**STATED EXERCISE**
Select all lines holding the word "оката" from the entries that follow.

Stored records
-=-=-=-=-
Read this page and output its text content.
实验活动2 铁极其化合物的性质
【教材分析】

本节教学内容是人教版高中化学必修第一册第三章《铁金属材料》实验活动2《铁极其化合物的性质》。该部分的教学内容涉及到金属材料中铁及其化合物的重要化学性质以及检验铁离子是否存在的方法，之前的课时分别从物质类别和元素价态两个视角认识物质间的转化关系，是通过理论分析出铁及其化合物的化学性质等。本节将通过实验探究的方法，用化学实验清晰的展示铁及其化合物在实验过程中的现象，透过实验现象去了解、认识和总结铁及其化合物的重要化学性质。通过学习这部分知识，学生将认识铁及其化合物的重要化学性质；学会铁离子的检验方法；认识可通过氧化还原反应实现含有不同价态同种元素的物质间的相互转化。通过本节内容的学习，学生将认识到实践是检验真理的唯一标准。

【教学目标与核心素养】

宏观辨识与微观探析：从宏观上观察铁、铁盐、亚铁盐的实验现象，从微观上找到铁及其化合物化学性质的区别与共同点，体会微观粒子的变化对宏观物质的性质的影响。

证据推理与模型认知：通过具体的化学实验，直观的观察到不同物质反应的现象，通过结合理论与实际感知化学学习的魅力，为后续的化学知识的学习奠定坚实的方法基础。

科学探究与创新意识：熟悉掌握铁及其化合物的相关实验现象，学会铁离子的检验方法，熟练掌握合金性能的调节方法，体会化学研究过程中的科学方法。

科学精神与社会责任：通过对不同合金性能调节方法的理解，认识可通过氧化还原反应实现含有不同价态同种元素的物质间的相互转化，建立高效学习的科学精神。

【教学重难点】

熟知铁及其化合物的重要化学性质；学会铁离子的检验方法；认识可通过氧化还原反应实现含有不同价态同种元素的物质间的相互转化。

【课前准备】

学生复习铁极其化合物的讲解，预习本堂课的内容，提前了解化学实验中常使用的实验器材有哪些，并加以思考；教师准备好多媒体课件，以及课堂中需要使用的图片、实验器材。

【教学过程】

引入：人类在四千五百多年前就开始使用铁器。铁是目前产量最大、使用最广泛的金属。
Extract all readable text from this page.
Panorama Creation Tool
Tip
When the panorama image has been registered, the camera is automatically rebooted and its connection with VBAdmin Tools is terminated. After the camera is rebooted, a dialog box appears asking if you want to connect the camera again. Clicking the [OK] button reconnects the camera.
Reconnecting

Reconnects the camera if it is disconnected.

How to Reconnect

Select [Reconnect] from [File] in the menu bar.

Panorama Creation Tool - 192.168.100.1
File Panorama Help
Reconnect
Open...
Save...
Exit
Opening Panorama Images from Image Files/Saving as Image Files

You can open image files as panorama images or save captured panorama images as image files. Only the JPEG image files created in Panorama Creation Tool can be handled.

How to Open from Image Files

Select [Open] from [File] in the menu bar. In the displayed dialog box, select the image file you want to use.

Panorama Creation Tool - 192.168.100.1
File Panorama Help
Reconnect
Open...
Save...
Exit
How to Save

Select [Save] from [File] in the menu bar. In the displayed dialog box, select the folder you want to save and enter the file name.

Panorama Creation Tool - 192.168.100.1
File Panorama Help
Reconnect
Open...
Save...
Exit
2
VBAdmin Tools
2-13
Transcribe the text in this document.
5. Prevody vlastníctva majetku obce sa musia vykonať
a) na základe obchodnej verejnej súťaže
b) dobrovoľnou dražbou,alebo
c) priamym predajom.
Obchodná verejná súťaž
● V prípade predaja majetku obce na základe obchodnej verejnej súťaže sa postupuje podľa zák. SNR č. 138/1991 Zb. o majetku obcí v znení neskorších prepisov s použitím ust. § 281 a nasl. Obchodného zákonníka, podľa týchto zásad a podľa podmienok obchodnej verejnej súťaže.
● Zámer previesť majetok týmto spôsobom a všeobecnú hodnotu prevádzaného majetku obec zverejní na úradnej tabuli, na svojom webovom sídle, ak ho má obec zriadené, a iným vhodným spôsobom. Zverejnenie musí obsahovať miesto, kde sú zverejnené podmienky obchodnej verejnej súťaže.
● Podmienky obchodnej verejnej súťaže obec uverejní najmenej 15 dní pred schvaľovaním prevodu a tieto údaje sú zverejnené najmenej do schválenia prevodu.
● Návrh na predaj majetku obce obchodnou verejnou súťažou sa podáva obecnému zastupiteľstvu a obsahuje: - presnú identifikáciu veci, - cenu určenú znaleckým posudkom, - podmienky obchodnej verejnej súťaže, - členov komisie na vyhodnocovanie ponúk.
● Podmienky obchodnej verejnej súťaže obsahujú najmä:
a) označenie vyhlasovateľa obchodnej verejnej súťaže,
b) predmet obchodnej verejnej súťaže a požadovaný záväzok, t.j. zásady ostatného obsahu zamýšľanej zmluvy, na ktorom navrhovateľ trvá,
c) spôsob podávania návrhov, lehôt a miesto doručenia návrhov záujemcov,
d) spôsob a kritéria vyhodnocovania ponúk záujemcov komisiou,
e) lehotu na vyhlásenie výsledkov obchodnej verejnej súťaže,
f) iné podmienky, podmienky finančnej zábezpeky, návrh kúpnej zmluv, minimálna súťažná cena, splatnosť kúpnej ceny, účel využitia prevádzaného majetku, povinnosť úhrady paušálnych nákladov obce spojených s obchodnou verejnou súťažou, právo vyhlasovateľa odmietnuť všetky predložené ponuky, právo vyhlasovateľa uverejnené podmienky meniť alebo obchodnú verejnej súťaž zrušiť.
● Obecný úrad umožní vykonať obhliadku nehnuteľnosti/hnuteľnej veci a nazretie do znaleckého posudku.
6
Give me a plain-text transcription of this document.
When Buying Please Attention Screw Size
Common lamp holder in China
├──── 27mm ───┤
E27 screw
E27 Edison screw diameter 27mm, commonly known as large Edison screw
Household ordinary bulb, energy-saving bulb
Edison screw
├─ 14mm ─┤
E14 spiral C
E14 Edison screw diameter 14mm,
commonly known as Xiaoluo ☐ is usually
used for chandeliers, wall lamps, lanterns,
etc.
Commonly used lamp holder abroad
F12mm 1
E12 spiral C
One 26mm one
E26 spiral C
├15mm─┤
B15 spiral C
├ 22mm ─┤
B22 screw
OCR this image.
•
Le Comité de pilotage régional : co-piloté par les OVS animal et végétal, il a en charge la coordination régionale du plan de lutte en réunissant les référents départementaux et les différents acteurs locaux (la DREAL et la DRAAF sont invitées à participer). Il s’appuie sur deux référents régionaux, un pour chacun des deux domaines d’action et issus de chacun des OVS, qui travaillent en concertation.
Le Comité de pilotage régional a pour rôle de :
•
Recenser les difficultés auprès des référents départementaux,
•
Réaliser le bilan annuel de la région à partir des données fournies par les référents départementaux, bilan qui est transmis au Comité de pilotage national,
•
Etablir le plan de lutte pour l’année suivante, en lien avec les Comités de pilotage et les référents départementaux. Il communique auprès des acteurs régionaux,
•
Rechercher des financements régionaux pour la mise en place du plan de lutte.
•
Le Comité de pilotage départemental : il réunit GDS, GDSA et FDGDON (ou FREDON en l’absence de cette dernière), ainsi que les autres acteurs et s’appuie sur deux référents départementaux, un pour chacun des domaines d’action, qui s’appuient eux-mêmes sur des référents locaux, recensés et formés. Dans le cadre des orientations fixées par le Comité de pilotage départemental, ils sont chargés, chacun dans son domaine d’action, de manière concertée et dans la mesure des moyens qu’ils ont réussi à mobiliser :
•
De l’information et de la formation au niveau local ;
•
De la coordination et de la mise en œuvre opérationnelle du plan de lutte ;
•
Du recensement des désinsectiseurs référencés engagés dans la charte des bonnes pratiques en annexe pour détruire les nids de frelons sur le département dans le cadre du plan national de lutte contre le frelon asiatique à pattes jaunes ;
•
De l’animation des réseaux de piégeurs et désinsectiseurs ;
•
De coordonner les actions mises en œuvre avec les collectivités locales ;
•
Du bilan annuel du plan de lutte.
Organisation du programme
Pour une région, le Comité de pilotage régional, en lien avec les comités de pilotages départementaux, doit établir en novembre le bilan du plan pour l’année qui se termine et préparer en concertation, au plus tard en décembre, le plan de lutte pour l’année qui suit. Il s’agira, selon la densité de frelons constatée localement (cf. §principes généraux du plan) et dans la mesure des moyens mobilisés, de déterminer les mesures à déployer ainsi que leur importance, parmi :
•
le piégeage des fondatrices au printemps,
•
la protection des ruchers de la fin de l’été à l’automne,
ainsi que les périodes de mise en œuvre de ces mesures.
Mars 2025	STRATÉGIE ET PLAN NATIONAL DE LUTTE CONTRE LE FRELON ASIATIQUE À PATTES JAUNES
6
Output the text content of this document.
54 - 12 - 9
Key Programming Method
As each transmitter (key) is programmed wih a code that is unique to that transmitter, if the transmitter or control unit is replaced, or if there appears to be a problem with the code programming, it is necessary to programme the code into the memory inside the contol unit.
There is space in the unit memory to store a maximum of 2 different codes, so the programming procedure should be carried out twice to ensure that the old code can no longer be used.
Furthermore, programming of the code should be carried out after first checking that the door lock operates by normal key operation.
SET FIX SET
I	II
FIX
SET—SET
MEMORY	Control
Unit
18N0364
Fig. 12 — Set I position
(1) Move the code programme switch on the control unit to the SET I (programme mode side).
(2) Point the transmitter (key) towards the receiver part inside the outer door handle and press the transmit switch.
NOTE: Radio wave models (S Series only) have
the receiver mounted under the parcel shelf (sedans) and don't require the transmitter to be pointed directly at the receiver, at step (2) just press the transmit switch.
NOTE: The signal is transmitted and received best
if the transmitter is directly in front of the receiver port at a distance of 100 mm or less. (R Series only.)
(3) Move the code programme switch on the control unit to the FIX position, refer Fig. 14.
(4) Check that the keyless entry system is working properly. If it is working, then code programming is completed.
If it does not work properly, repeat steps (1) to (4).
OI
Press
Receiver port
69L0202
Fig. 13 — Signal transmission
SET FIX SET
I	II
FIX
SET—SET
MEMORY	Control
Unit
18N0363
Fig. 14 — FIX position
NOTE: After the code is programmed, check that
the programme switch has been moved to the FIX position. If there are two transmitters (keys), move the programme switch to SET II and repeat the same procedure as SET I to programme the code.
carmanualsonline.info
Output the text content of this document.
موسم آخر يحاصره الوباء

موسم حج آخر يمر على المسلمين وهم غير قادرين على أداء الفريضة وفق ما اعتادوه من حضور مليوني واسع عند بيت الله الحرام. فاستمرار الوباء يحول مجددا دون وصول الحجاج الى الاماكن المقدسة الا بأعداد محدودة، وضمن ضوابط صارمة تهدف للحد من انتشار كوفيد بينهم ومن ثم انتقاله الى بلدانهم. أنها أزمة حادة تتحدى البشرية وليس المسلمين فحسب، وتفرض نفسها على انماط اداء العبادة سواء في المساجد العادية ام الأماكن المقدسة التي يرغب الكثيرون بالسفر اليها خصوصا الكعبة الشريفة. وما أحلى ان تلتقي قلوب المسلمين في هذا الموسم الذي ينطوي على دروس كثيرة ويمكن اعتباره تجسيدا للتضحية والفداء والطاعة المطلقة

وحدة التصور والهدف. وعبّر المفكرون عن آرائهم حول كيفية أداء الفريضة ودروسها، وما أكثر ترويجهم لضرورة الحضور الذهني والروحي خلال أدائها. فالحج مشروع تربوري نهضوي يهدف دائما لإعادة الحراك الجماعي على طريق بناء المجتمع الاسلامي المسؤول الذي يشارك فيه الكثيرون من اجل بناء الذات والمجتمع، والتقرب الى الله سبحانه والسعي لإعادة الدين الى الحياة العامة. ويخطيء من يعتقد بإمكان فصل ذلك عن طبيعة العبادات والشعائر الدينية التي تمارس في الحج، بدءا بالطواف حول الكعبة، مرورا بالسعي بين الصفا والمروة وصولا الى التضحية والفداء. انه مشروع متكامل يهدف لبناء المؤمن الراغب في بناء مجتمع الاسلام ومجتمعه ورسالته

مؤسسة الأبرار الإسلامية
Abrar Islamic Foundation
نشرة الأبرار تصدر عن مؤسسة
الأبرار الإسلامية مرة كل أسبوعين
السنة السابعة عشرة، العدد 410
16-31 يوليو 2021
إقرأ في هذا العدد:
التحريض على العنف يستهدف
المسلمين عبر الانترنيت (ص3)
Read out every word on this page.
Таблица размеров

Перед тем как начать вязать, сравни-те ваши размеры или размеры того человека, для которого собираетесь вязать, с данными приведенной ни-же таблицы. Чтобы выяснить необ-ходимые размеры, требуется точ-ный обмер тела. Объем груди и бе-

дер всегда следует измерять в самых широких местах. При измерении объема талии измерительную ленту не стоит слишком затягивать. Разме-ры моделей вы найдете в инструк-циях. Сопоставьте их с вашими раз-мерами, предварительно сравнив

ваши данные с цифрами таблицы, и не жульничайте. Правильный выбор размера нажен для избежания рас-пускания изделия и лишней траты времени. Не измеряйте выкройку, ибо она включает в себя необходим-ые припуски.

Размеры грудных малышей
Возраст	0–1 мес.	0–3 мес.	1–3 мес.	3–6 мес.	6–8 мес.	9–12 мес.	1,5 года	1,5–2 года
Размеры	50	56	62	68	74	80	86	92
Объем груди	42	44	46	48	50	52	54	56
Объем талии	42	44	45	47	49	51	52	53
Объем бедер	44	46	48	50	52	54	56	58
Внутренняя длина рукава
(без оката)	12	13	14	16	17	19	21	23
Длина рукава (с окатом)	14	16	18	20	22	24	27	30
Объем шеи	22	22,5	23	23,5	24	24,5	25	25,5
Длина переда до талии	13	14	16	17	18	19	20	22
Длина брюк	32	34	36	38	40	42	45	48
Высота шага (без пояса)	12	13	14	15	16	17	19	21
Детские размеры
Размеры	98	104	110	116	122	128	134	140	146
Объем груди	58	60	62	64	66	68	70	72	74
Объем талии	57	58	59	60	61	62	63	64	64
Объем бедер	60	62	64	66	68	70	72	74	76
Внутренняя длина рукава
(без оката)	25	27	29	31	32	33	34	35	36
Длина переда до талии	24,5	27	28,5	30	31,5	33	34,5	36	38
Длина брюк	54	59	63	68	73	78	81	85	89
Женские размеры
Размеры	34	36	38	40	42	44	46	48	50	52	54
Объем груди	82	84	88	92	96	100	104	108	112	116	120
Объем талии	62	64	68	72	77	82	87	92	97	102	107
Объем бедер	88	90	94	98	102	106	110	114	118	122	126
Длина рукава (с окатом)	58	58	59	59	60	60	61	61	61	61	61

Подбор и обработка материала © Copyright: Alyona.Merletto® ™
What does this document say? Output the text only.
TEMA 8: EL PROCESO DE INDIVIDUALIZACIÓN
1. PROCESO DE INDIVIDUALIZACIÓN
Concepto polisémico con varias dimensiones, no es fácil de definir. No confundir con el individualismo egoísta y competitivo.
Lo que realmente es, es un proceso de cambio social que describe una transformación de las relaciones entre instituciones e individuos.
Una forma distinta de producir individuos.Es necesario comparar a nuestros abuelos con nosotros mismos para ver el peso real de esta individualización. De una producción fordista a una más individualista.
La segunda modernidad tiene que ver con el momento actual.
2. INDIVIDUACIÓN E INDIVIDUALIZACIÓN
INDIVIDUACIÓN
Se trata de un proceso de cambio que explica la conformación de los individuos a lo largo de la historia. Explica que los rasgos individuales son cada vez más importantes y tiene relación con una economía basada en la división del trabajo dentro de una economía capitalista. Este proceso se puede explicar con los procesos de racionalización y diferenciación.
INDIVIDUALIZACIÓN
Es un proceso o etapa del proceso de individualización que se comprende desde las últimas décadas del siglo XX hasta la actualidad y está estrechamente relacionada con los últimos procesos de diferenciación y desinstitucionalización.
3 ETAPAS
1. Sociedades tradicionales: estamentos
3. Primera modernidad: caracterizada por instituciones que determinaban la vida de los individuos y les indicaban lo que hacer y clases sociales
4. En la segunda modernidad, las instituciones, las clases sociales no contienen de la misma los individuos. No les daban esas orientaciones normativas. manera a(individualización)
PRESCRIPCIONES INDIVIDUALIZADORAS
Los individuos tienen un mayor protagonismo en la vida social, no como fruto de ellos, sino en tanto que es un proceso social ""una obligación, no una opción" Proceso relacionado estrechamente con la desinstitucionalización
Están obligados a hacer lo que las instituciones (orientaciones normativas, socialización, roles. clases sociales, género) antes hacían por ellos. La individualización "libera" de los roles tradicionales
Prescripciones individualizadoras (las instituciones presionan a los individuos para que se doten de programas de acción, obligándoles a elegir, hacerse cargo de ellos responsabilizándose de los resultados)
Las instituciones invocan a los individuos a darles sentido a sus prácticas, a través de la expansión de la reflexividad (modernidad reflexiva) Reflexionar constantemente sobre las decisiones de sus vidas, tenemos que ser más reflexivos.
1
-=-=-=-=-
**TASK RESPONSE**
(без оката)	12	13	14	16	17	19	21	23
(без оката)	25	27	29	31	32	33	34	35	36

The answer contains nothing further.